▸ What to produce
Comb the records below for the string "diagram" and copy each line where it turns up.

** BEGIN Record extracts **

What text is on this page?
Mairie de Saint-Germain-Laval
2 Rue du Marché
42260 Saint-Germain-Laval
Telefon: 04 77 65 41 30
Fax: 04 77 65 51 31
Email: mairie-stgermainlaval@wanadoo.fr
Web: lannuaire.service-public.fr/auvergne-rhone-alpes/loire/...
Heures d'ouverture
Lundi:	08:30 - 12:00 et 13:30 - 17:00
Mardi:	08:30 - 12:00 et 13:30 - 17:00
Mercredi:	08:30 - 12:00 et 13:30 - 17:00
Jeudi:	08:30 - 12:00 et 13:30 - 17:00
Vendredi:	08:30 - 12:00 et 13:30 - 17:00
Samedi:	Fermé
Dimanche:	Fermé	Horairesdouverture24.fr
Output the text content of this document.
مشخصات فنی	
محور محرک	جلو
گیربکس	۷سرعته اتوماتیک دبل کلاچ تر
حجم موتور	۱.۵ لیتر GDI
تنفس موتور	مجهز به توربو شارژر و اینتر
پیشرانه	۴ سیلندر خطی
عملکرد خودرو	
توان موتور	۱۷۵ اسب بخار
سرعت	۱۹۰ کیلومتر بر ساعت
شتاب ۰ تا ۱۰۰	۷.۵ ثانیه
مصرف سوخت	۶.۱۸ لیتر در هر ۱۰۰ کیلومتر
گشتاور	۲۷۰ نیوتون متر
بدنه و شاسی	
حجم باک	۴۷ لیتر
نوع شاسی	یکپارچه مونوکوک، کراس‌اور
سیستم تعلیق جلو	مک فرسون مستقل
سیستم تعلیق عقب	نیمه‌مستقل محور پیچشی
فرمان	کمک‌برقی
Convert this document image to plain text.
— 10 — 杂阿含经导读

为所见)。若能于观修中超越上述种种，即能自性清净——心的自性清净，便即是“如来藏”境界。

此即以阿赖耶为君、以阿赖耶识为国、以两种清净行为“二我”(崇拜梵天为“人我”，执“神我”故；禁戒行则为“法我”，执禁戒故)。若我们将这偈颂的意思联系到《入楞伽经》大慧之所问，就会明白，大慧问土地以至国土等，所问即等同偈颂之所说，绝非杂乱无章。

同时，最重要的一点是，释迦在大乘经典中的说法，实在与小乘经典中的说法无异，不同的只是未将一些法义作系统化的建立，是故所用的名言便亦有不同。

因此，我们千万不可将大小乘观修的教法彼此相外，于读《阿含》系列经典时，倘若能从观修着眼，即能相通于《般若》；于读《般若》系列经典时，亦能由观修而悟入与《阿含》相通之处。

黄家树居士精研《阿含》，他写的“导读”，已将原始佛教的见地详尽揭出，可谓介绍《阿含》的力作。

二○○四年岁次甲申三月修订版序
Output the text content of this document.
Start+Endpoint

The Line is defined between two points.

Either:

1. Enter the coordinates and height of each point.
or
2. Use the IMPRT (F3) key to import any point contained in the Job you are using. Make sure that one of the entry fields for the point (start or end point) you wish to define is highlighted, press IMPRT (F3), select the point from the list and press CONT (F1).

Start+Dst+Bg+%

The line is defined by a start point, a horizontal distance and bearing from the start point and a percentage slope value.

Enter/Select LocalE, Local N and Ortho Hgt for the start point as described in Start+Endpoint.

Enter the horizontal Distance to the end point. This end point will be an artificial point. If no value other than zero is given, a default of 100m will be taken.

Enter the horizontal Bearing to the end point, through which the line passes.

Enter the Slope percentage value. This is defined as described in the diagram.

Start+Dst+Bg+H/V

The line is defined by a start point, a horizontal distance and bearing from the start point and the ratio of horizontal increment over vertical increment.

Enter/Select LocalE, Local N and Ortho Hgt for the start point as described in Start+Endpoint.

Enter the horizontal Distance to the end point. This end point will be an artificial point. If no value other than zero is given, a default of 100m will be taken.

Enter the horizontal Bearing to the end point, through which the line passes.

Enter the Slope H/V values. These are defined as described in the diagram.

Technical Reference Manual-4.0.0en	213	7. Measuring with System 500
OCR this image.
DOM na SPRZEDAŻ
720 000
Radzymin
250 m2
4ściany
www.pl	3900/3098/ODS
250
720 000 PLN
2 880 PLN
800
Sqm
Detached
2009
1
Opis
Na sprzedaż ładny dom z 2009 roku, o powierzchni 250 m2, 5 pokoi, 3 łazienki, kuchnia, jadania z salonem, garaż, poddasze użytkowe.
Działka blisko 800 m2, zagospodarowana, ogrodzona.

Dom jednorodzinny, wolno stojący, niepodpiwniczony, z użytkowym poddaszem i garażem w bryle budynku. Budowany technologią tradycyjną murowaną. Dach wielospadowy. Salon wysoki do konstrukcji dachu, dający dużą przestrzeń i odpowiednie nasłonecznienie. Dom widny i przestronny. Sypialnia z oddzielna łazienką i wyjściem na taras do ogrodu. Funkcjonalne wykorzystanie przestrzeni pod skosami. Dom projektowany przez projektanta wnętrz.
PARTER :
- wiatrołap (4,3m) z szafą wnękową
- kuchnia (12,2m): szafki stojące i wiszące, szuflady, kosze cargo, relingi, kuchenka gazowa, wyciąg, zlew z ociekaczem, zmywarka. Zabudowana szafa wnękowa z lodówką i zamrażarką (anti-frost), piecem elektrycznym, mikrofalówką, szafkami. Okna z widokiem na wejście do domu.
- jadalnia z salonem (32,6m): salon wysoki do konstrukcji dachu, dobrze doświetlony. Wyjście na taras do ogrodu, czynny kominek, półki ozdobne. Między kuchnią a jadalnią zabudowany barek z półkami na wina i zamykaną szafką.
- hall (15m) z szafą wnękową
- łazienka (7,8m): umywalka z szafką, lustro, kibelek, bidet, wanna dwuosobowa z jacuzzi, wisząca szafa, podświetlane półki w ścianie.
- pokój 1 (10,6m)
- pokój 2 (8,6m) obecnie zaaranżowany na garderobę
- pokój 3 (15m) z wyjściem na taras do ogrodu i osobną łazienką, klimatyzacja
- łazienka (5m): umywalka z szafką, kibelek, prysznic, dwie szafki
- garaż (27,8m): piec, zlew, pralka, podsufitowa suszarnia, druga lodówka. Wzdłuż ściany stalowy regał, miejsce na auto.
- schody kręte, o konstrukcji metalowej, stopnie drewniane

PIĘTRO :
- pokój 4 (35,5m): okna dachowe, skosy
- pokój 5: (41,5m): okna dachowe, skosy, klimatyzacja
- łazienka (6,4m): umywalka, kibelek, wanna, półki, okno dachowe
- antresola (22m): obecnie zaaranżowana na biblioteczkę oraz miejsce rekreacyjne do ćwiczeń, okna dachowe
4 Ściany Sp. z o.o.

** END Record extracts **

▸ In response
Enter the Slope percentage value. This is defined as described in the diagram.
Enter the Slope H/V values. These are defined as described in the diagram.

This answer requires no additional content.